### What is expected
Count the lines below that contain the string "edge", matching case exactly, and reply with the number alone.

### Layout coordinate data
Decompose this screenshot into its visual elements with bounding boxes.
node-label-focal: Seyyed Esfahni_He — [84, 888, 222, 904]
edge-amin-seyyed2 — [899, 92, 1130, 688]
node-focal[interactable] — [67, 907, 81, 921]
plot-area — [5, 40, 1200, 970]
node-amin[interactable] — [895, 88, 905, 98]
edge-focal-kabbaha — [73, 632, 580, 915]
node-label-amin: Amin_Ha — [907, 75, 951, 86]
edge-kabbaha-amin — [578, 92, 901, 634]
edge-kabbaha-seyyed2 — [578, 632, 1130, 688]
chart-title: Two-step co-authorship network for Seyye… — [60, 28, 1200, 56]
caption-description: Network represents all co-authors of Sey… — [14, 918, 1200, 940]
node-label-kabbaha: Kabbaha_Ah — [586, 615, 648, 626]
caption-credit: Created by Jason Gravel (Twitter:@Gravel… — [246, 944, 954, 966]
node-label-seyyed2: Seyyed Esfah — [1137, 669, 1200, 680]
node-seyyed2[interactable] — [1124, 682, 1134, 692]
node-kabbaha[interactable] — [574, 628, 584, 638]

### Full response
4